◆ EXERCISE REQUIREMENTS
1/ List every purpose the Weeks 10 and 11 course notes give for the in-class exercise.
2/ According to the Weeks 10 and 11 course notes, on what day and date is Quiz 2?
3/ Go on with the Weeks 10 and 11 course notes from the point where they stop.

◆ DOCUMENT
Weeks 10 and 11

Introduction To Geographic Data and Quiz 2 Review

Penelope Pooler Eisenbies

2025-03-25

Housekeeping

Upcoming Dates

HW 5 - Part 1 is due on Wed. 3/26 - Grace Period ends 3/28
Draft Proposals are due Thursday 3/27
Thursday 3/27: In-class work day and NO OFFICE HOURS
Tuesday 4/1: Review using practice questions
Quiz 2 is on Thursday, 4/3
- Mostly on Weeks 5 through 9, but material is cumulative.
- Mostly on HW Assignments 4 and 5 , but material is cumulative.
- Data Mgmt. tasks will requires 2 or 3 steps and then you will answer questions.
HW 5 - Part 2 will be posted after Quiz 2.

Today, Thursday, and Tuesday, 4/1

Practice Questions for Quiz 2 are posted.
Tue. 4/1: Skills/Concepts Review for Quiz 2
- Putting skills together for different goals
- Come with questions or submit them as Engagement Questions.
Today: Intro to Managing and Plotting Geographic Data
- Today’s geographic maps will not be on Quiz 2.
- Mapping data is an effective data curation tool that may be useful in this class, other classes, your career.
We will cover more about geographic data and map visualizations after Quiz 2.
If you want help with mapping project data, please reach out to me or TA.

In-class Exercise - Week 10

Purpose:

To gain some experience and understanding of map data available in R and elsewhere.
To experiment with mapping data
Students are encouraged to use domestic or international map data in their dashboards if appropriate.

Data Preparation

The data for today’s in-class exercise is part of R.
These geographic data are useful if you have information by state or county and you want to show a choropleth map of your data.
R also has world information, e.g., countries, continents, etc.

us_states <- map_data("state") |>               # state polygons (not used today)
  rename("state" = "region")

◆ Layout annotation data

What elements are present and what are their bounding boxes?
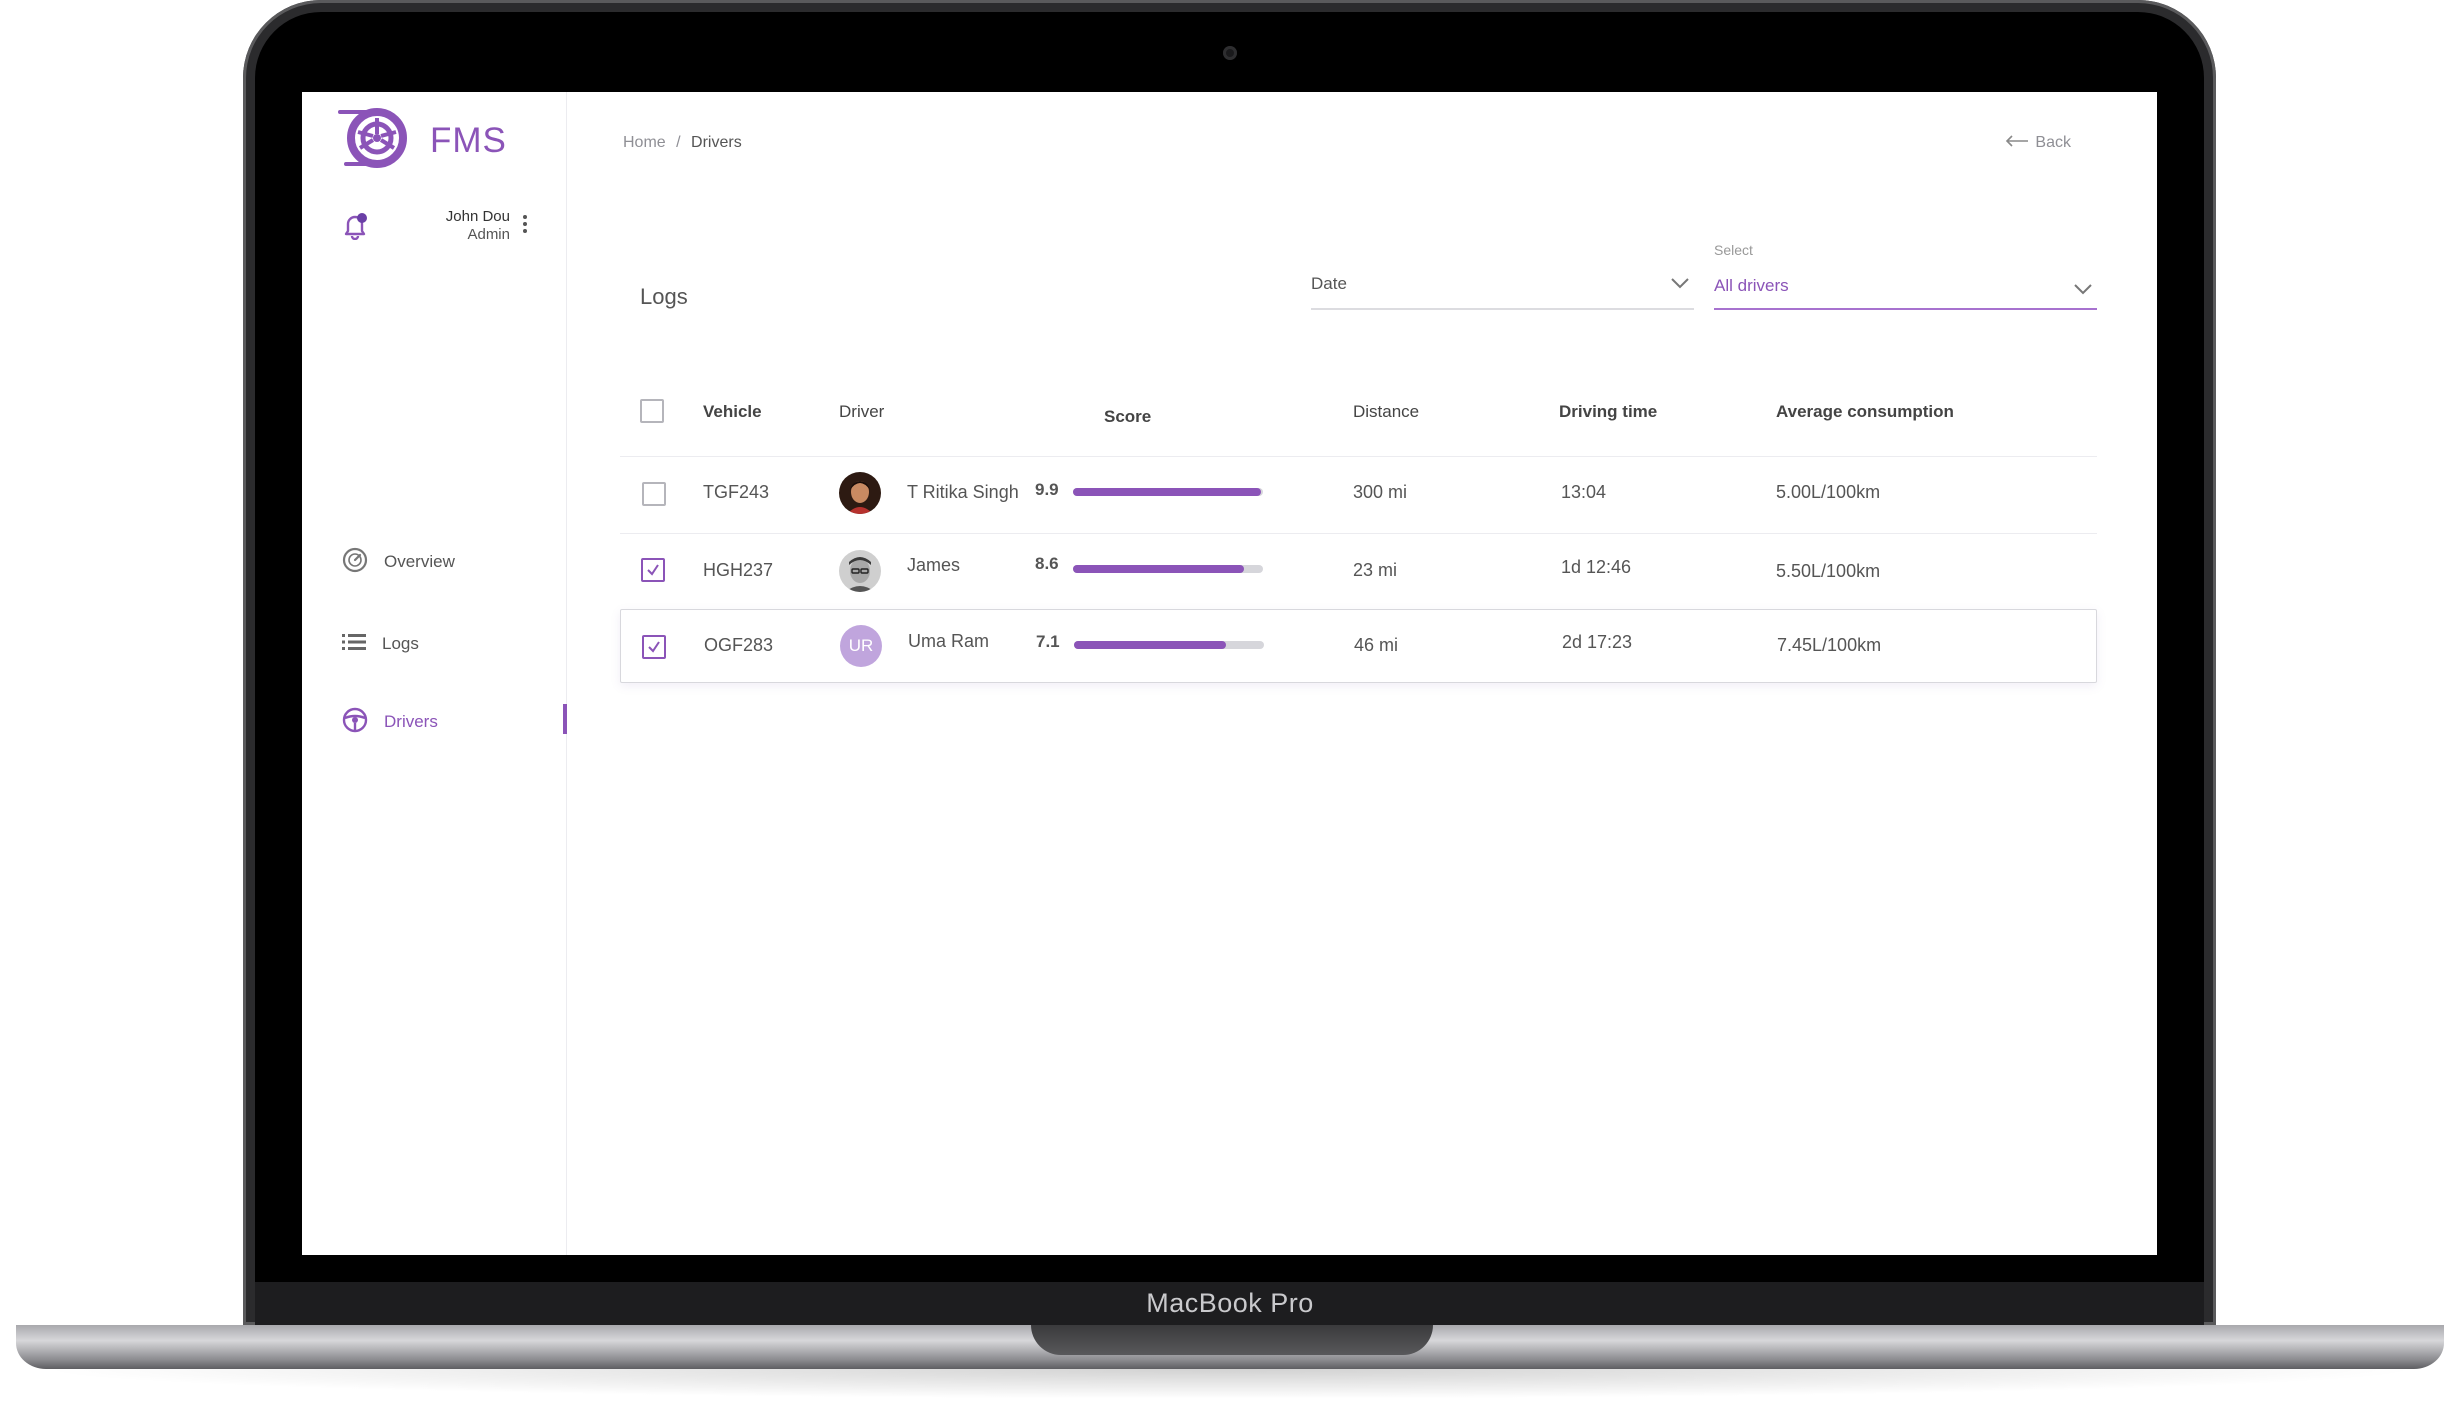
avg-consumption-cell: 5.00L/100km xyxy=(1776,482,1881,502)
device-brand-label: MacBook Pro xyxy=(1146,1288,1314,1318)
active-nav-indicator xyxy=(563,704,567,734)
sidebar-item-drivers[interactable]: Drivers xyxy=(342,704,542,740)
column-header-vehicle[interactable]: Vehicle xyxy=(703,402,762,422)
score-bar-fill xyxy=(1073,565,1244,573)
sidebar-item-label: Overview xyxy=(384,552,455,571)
app-logo[interactable]: FMS xyxy=(336,106,507,175)
score-bar xyxy=(1073,488,1263,496)
column-header-score[interactable]: Score xyxy=(1104,407,1151,427)
breadcrumb-separator: / xyxy=(676,134,681,151)
score-value: 8.6 xyxy=(1035,554,1059,573)
score-bar-fill xyxy=(1074,641,1226,649)
avatar: UR xyxy=(840,625,882,667)
column-header-driver[interactable]: Driver xyxy=(839,402,884,422)
list-icon xyxy=(342,632,366,657)
avg-consumption-cell: 7.45L/100km xyxy=(1777,635,1882,655)
select-all-checkbox[interactable] xyxy=(640,399,664,423)
column-header-driving-time[interactable]: Driving time xyxy=(1559,402,1657,422)
table-row-selected[interactable]: OGF283 UR Uma Ram 7.1 46 mi 2d 17:23 7.4… xyxy=(620,609,2097,683)
score-bar-fill xyxy=(1073,488,1262,496)
table-row[interactable]: TGF243 T Ritika Singh 9.9 300 mi 13:04 5… xyxy=(620,457,2097,531)
breadcrumb-home[interactable]: Home xyxy=(623,134,666,151)
speedometer-icon xyxy=(342,547,368,578)
user-name: John Dou xyxy=(445,208,510,225)
section-title: Logs xyxy=(640,284,688,309)
date-filter-select[interactable]: Date xyxy=(1311,270,1694,310)
distance-cell: 300 mi xyxy=(1353,482,1408,502)
user-role: Admin xyxy=(467,226,510,243)
user-menu-icon[interactable] xyxy=(522,214,528,239)
score-value: 9.9 xyxy=(1035,480,1059,499)
back-button[interactable]: Back xyxy=(2005,134,2071,152)
driver-filter-label: Select xyxy=(1714,242,1753,258)
score-bar xyxy=(1073,565,1263,573)
steering-wheel-icon xyxy=(342,707,368,738)
row-checkbox[interactable] xyxy=(641,558,665,582)
row-checkbox[interactable] xyxy=(642,482,666,506)
chevron-down-icon xyxy=(1670,276,1690,294)
vehicle-cell: TGF243 xyxy=(703,482,770,502)
sidebar: FMS John Dou Admin Overview Logs Drivers xyxy=(302,92,567,1255)
driver-filter-value: All drivers xyxy=(1714,276,1789,295)
driver-filter-select[interactable]: Select All drivers xyxy=(1714,242,2097,310)
notification-bell-icon[interactable] xyxy=(342,212,368,245)
sidebar-item-overview[interactable]: Overview xyxy=(342,544,542,580)
driving-time-cell: 1d 12:46 xyxy=(1561,557,1632,577)
column-header-distance[interactable]: Distance xyxy=(1353,402,1419,422)
date-filter-value: Date xyxy=(1311,274,1347,293)
driving-time-cell: 13:04 xyxy=(1561,482,1607,502)
laptop-notch xyxy=(1031,1325,1433,1355)
driver-name: T Ritika Singh xyxy=(907,482,1019,502)
score-value: 7.1 xyxy=(1036,632,1060,651)
camera-icon xyxy=(1223,46,1237,60)
app-name: FMS xyxy=(430,120,507,160)
vehicle-cell: OGF283 xyxy=(704,635,774,655)
avg-consumption-cell: 5.50L/100km xyxy=(1776,561,1881,581)
distance-cell: 23 mi xyxy=(1353,560,1398,580)
score-bar xyxy=(1074,641,1264,649)
row-checkbox[interactable] xyxy=(642,635,666,659)
breadcrumb-current: Drivers xyxy=(691,134,742,151)
check-icon xyxy=(647,564,659,576)
breadcrumb: Home / Drivers xyxy=(623,134,742,152)
avatar xyxy=(839,550,881,592)
app-screen: FMS John Dou Admin Overview Logs Drivers… xyxy=(302,92,2157,1255)
main-content: Home / Drivers Back Logs Date Select All… xyxy=(568,92,2157,1255)
distance-cell: 46 mi xyxy=(1354,635,1399,655)
sidebar-item-label: Drivers xyxy=(384,712,438,731)
driver-name: James xyxy=(907,555,961,575)
vehicle-cell: HGH237 xyxy=(703,560,774,580)
driving-time-cell: 2d 17:23 xyxy=(1562,632,1633,652)
wheel-logo-icon xyxy=(336,106,412,175)
check-icon xyxy=(648,641,660,653)
column-header-avg-consumption[interactable]: Average consumption xyxy=(1776,402,1954,422)
avatar xyxy=(839,472,881,514)
sidebar-item-logs[interactable]: Logs xyxy=(342,626,542,662)
laptop-shadow xyxy=(30,1369,2430,1399)
back-label: Back xyxy=(2035,134,2071,151)
driver-name: Uma Ram xyxy=(908,631,990,651)
table-row[interactable]: HGH237 James 8.6 23 mi 1d 12:46 5.50L/10… xyxy=(620,534,2097,608)
chevron-down-icon xyxy=(2073,282,2093,300)
arrow-left-icon xyxy=(2005,134,2035,152)
sidebar-item-label: Logs xyxy=(382,634,419,653)
user-block: John Dou Admin xyxy=(342,208,552,248)
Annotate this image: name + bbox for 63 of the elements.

◆ ANSWERS
1/
To gain some experience and understanding of map data available in R and elsewhere.
To experiment with mapping data.
Students are encouraged to use domestic or international map data in their dashboards if appropriate.

2/ Quiz 2 is on Thursday, 4/3.

3/
us_counties <- map_data("county") |>            # county polygons
  rename("state" = "region", "county" = "subregion") |>
  mutate(county = gsub(" ", "", county), 
         county = gsub("'","", county) |> tolower())
#unique(us_counties$county[us_counties$state=="louisiana"]) # note issue Louisiana counties
cnty2019_all <- county_2019
#unique(cnty2019_all$name[cnty2019_all$state=="Louisiana"]) # note issue Louisiana counties

cnty2019_all <- cnty2019_all |> 
  mutate(state = tolower(state),
         county = tolower(name),
         county = gsub(" county", "", county),
         county = gsub(" parish", "", county),
         county = gsub("\\.", "", county),          # \\ is required because . used in R coding
         county = gsub(" ", "", county),
         county = gsub("'","", county)) |>
  relocate(county, .before=name)

cnty2019_all <- full_join(us_counties,cnty2019_all)  # geo data and demographic data

Creating a new dataset not required, but helpful
Plot code could be converted into a function

#|label: select data and plot 1 map
cnty_data1 <- cnty2019_all |> 
  select(long:county, hs_grad, bachelors, 
         household_has_computer, 
         household_has_broadband)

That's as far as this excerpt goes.